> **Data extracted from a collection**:
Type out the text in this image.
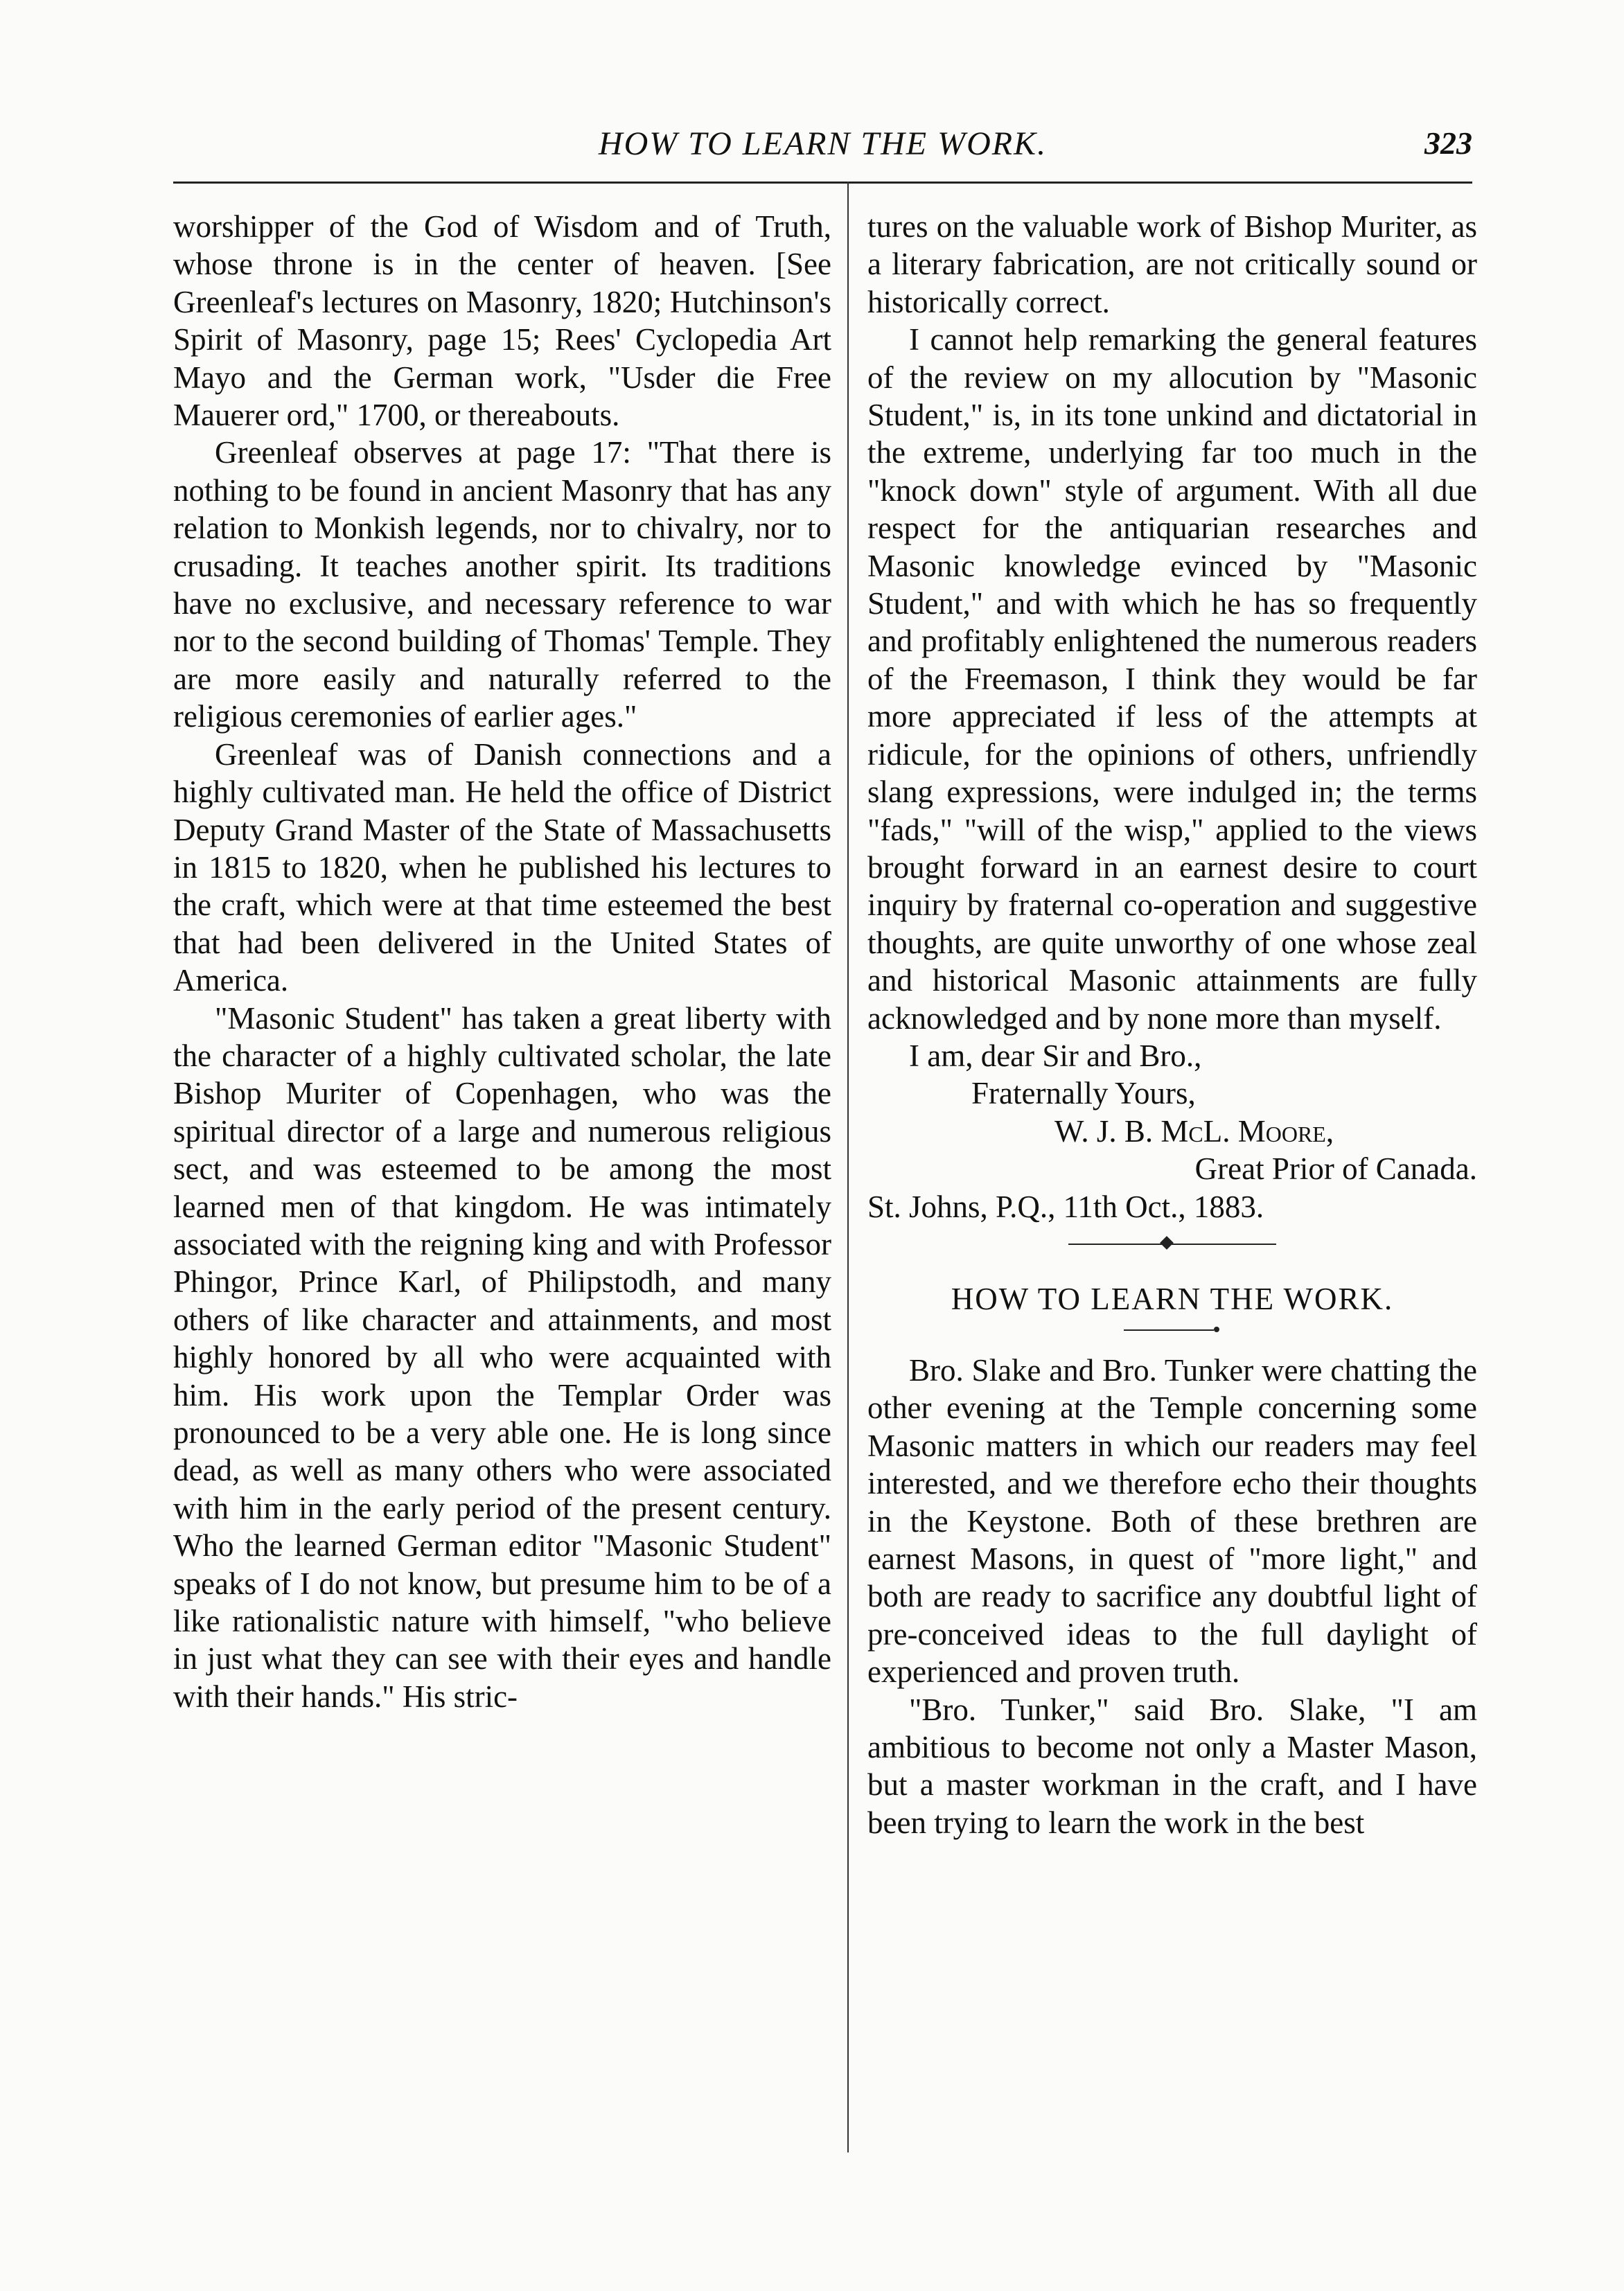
HOW TO LEARN THE WORK.	323

worshipper of the God of Wisdom and of Truth, whose throne is in the center of heaven. [See Greenleaf's lectures on Masonry, 1820; Hutchinson's Spirit of Masonry, page 15; Rees' Cyclopedia Art Mayo and the German work, "Usder die Free Mauerer ord," 1700, or thereabouts.

Greenleaf observes at page 17: "That there is nothing to be found in ancient Masonry that has any relation to Monkish legends, nor to chivalry, nor to crusading. It teaches another spirit. Its traditions have no exclusive, and necessary reference to war nor to the second building of Thomas' Temple. They are more easily and naturally referred to the religious ceremonies of earlier ages."

Greenleaf was of Danish connections and a highly cultivated man. He held the office of District Deputy Grand Master of the State of Massachusetts in 1815 to 1820, when he published his lectures to the craft, which were at that time esteemed the best that had been delivered in the United States of America.

"Masonic Student" has taken a great liberty with the character of a highly cultivated scholar, the late Bishop Muriter of Copenhagen, who was the spiritual director of a large and numerous religious sect, and was esteemed to be among the most learned men of that kingdom. He was intimately associated with the reigning king and with Professor Phingor, Prince Karl, of Philipstodh, and many others of like character and attainments, and most highly honored by all who were acquainted with him. His work upon the Templar Order was pronounced to be a very able one. He is long since dead, as well as many others who were associated with him in the early period of the present century. Who the learned German editor "Masonic Student" speaks of I do not know, but presume him to be of a like rationalistic nature with himself, "who believe in just what they can see with their eyes and handle with their hands." His stric-

tures on the valuable work of Bishop Muriter, as a literary fabrication, are not critically sound or historically correct.

I cannot help remarking the general features of the review on my allocution by "Masonic Student," is, in its tone unkind and dictatorial in the extreme, underlying far too much in the "knock down" style of argument. With all due respect for the antiquarian researches and Masonic knowledge evinced by "Masonic Student," and with which he has so frequently and profitably enlightened the numerous readers of the Freemason, I think they would be far more appreciated if less of the attempts at ridicule, for the opinions of others, unfriendly slang expressions, were indulged in; the terms "fads," "will of the wisp," applied to the views brought forward in an earnest desire to court inquiry by fraternal co-operation and suggestive thoughts, are quite unworthy of one whose zeal and historical Masonic attainments are fully acknowledged and by none more than myself.

I am, dear Sir and Bro.,
Fraternally Yours,
W. J. B. McL. Moore,
Great Prior of Canada.
St. Johns, P.Q., 11th Oct., 1883.
HOW TO LEARN THE WORK.

Bro. Slake and Bro. Tunker were chatting the other evening at the Temple concerning some Masonic matters in which our readers may feel interested, and we therefore echo their thoughts in the Keystone. Both of these brethren are earnest Masons, in quest of "more light," and both are ready to sacrifice any doubtful light of pre-conceived ideas to the full daylight of experienced and proven truth.

"Bro. Tunker," said Bro. Slake, "I am ambitious to become not only a Master Mason, but a master workman in the craft, and I have been trying to learn the work in the best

> **WHAT YOU HAVE TO DO**: Transcribe the whole listing exactly. Pictures stay out of your copy.

> **REPLY TO THE TASK**:
Type out the text in this image.
HOW TO LEARN THE WORK.	323

worshipper of the God of Wisdom and of Truth, whose throne is in the center of heaven. [See Greenleaf's lectures on Masonry, 1820; Hutchinson's Spirit of Masonry, page 15; Rees' Cyclopedia Art Mayo and the German work, "Usder die Free Mauerer ord," 1700, or thereabouts.

Greenleaf observes at page 17: "That there is nothing to be found in ancient Masonry that has any relation to Monkish legends, nor to chivalry, nor to crusading. It teaches another spirit. Its traditions have no exclusive, and necessary reference to war nor to the second building of Thomas' Temple. They are more easily and naturally referred to the religious ceremonies of earlier ages."

Greenleaf was of Danish connections and a highly cultivated man. He held the office of District Deputy Grand Master of the State of Massachusetts in 1815 to 1820, when he published his lectures to the craft, which were at that time esteemed the best that had been delivered in the United States of America.

"Masonic Student" has taken a great liberty with the character of a highly cultivated scholar, the late Bishop Muriter of Copenhagen, who was the spiritual director of a large and numerous religious sect, and was esteemed to be among the most learned men of that kingdom. He was intimately associated with the reigning king and with Professor Phingor, Prince Karl, of Philipstodh, and many others of like character and attainments, and most highly honored by all who were acquainted with him. His work upon the Templar Order was pronounced to be a very able one. He is long since dead, as well as many others who were associated with him in the early period of the present century. Who the learned German editor "Masonic Student" speaks of I do not know, but presume him to be of a like rationalistic nature with himself, "who believe in just what they can see with their eyes and handle with their hands." His stric-

tures on the valuable work of Bishop Muriter, as a literary fabrication, are not critically sound or historically correct.

I cannot help remarking the general features of the review on my allocution by "Masonic Student," is, in its tone unkind and dictatorial in the extreme, underlying far too much in the "knock down" style of argument. With all due respect for the antiquarian researches and Masonic knowledge evinced by "Masonic Student," and with which he has so frequently and profitably enlightened the numerous readers of the Freemason, I think they would be far more appreciated if less of the attempts at ridicule, for the opinions of others, unfriendly slang expressions, were indulged in; the terms "fads," "will of the wisp," applied to the views brought forward in an earnest desire to court inquiry by fraternal co-operation and suggestive thoughts, are quite unworthy of one whose zeal and historical Masonic attainments are fully acknowledged and by none more than myself.

I am, dear Sir and Bro.,
Fraternally Yours,
W. J. B. McL. Moore,
Great Prior of Canada.
St. Johns, P.Q., 11th Oct., 1883.
HOW TO LEARN THE WORK.

Bro. Slake and Bro. Tunker were chatting the other evening at the Temple concerning some Masonic matters in which our readers may feel interested, and we therefore echo their thoughts in the Keystone. Both of these brethren are earnest Masons, in quest of "more light," and both are ready to sacrifice any doubtful light of pre-conceived ideas to the full daylight of experienced and proven truth.

"Bro. Tunker," said Bro. Slake, "I am ambitious to become not only a Master Mason, but a master workman in the craft, and I have been trying to learn the work in the best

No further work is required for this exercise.